'''

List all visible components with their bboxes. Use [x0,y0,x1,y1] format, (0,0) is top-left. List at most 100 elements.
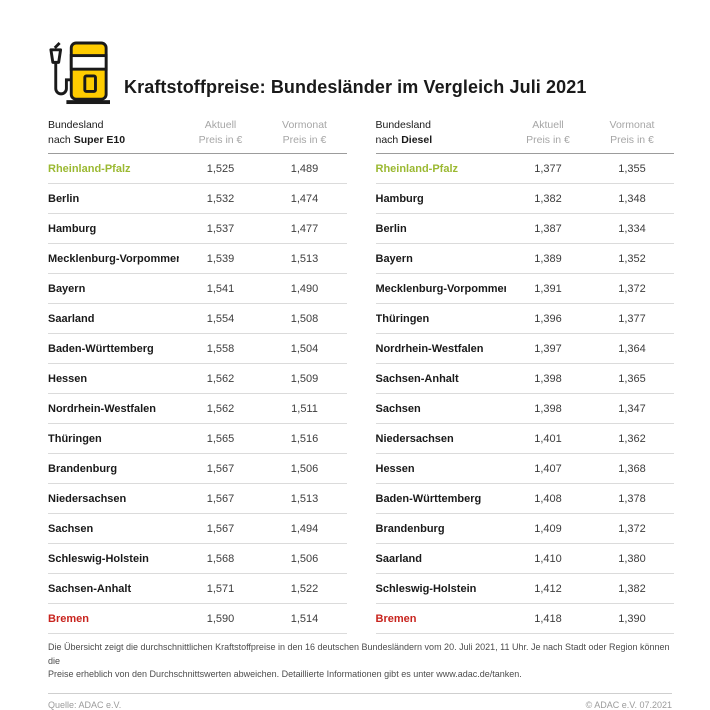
state-name: Thüringen [48,432,102,445]
state-name: Sachsen [375,402,421,415]
table-row: Rheinland-Pfalz 1,377 1,355 [375,154,674,185]
current-price: 1,562 [206,372,235,385]
page-title: Kraftstoffpreise: Bundesländer im Vergle… [124,77,587,97]
table-row: Mecklenburg-Vorpommern 1,391 1,372 [375,274,674,305]
current-price: 1,562 [206,402,235,415]
previous-price: 1,516 [290,432,319,445]
column-header-aktuell: Aktuell Preis in € [179,118,263,148]
previous-price: 1,347 [618,402,646,415]
table-row: Brandenburg 1,567 1,506 [48,454,347,485]
current-price: 1,525 [206,162,235,175]
table-row: Hamburg 1,382 1,348 [375,184,674,215]
previous-price: 1,513 [290,492,319,505]
state-name: Bayern [375,252,413,265]
previous-price: 1,334 [618,222,646,235]
table-row: Berlin 1,387 1,334 [375,214,674,245]
current-price: 1,567 [206,492,235,505]
column-header-vormonat-line2: Preis in € [282,134,327,147]
previous-price: 1,382 [618,582,646,595]
super-e10-table: Bundesland nach Super E10 Aktuell Preis … [48,115,347,635]
fuel-type-label: Super E10 [73,134,126,147]
current-price: 1,398 [534,372,562,385]
state-name: Hamburg [375,192,424,205]
state-name: Baden-Württemberg [375,492,482,505]
current-price: 1,401 [534,432,562,445]
previous-price: 1,513 [290,252,319,265]
previous-price: 1,362 [618,432,646,445]
state-name: Brandenburg [375,522,445,535]
copyright-label: © ADAC e.V. 07.2021 [585,699,672,710]
state-name: Sachsen-Anhalt [375,372,459,385]
state-name: Brandenburg [48,462,118,475]
state-name: Rheinland-Pfalz [48,162,131,175]
header: Kraftstoffpreise: Bundesländer im Vergle… [0,0,710,108]
footnote: Die Übersicht zeigt die durchschnittlich… [48,641,674,682]
table-row: Nordrhein-Westfalen 1,562 1,511 [48,394,347,425]
footer: Quelle: ADAC e.V. © ADAC e.V. 07.2021 [48,700,672,710]
table-row: Thüringen 1,565 1,516 [48,424,347,455]
state-name: Berlin [375,222,407,235]
state-name: Thüringen [375,312,430,325]
previous-price: 1,504 [290,342,319,355]
state-name: Nordrhein-Westfalen [375,342,484,355]
column-header-vormonat-line2: Preis in € [610,134,654,147]
table-row: Sachsen 1,398 1,347 [375,394,674,425]
current-price: 1,408 [534,492,562,505]
current-price: 1,568 [206,552,235,565]
state-name: Baden-Württemberg [48,342,154,355]
table-row: Sachsen-Anhalt 1,398 1,365 [375,364,674,395]
current-price: 1,412 [534,582,562,595]
column-header-bundesland: Bundesland nach Diesel [376,118,507,148]
table-row: Saarland 1,410 1,380 [375,544,674,575]
state-name: Niedersachsen [375,432,454,445]
state-name: Niedersachsen [48,492,127,505]
column-header-nach: nach [375,134,402,147]
previous-price: 1,372 [618,522,646,535]
state-name: Schleswig-Holstein [48,552,149,565]
previous-price: 1,509 [290,372,319,385]
previous-price: 1,352 [618,252,646,265]
previous-price: 1,494 [290,522,319,535]
previous-price: 1,368 [618,462,646,475]
column-header-bundesland-line1: Bundesland [375,119,431,131]
state-name: Hamburg [48,222,97,235]
current-price: 1,377 [534,162,562,175]
current-price: 1,407 [534,462,562,475]
diesel-table-body: Rheinland-Pfalz 1,377 1,355 Hamburg 1,38… [375,154,674,635]
previous-price: 1,378 [618,492,646,505]
previous-price: 1,477 [290,222,319,235]
column-header-vormonat: Vormonat Preis in € [590,118,674,148]
table-row: Baden-Württemberg 1,558 1,504 [48,334,347,365]
current-price: 1,418 [534,612,562,625]
super-e10-table-header: Bundesland nach Super E10 Aktuell Preis … [48,115,347,155]
column-header-aktuell-line1: Aktuell [204,119,237,131]
state-name: Mecklenburg-Vorpommern [375,282,507,295]
table-row: Schleswig-Holstein 1,568 1,506 [48,544,347,575]
table-row: Bayern 1,389 1,352 [375,244,674,275]
current-price: 1,382 [534,192,562,205]
previous-price: 1,390 [618,612,646,625]
current-price: 1,398 [534,402,562,415]
state-name: Saarland [48,312,95,325]
previous-price: 1,355 [618,162,646,175]
table-row: Baden-Württemberg 1,408 1,378 [375,484,674,515]
state-name: Schleswig-Holstein [375,582,477,595]
fuel-type-label: Diesel [401,134,433,147]
column-header-nach: nach [48,134,74,147]
table-row: Schleswig-Holstein 1,412 1,382 [375,574,674,605]
current-price: 1,567 [206,522,235,535]
state-name: Berlin [48,192,80,205]
table-row: Hamburg 1,537 1,477 [48,214,347,245]
previous-price: 1,364 [618,342,646,355]
diesel-table-header: Bundesland nach Diesel Aktuell Preis in … [375,115,674,155]
state-name: Sachsen-Anhalt [48,582,132,595]
table-row: Hessen 1,562 1,509 [48,364,347,395]
state-name: Hessen [375,462,415,475]
column-header-aktuell-line2: Preis in € [198,134,243,147]
current-price: 1,391 [534,282,562,295]
super-e10-table-body: Rheinland-Pfalz 1,525 1,489 Berlin 1,532… [48,154,347,635]
current-price: 1,558 [206,342,235,355]
footnote-line2: Preise erheblich von den Durchschnittswe… [48,669,522,680]
column-header-aktuell-line1: Aktuell [532,119,564,131]
table-row: Hessen 1,407 1,368 [375,454,674,485]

'''

从含有“state-name: Thüringen [48,432,102,445]”的那一行到含有“previous-price: 1,362 [618,432,646,445]”的那一行，一字不改地抄下来，头尾两行都要包括。

* 参考答案:
state-name: Thüringen [48,432,102,445]
state-name: Sachsen [375,402,421,415]
table-row: Rheinland-Pfalz 1,377 1,355 [375,154,674,185]
current-price: 1,562 [206,372,235,385]
page-title: Kraftstoffpreise: Bundesländer im Vergle… [124,77,587,97]
table-row: Mecklenburg-Vorpommern 1,391 1,372 [375,274,674,305]
current-price: 1,562 [206,402,235,415]
previous-price: 1,516 [290,432,319,445]
column-header-aktuell: Aktuell Preis in € [179,118,263,148]
previous-price: 1,347 [618,402,646,415]
table-row: Brandenburg 1,567 1,506 [48,454,347,485]
current-price: 1,525 [206,162,235,175]
table-row: Hamburg 1,382 1,348 [375,184,674,215]
previous-price: 1,513 [290,492,319,505]
state-name: Bayern [375,252,413,265]
previous-price: 1,334 [618,222,646,235]
table-row: Berlin 1,387 1,334 [375,214,674,245]
current-price: 1,567 [206,492,235,505]
column-header-vormonat-line2: Preis in € [282,134,327,147]
previous-price: 1,382 [618,582,646,595]
super-e10-table: Bundesland nach Super E10 Aktuell Preis … [48,115,347,635]
fuel-type-label: Super E10 [73,134,126,147]
current-price: 1,398 [534,372,562,385]
state-name: Hamburg [375,192,424,205]
state-name: Baden-Württemberg [375,492,482,505]
current-price: 1,401 [534,432,562,445]
previous-price: 1,513 [290,252,319,265]
previous-price: 1,362 [618,432,646,445]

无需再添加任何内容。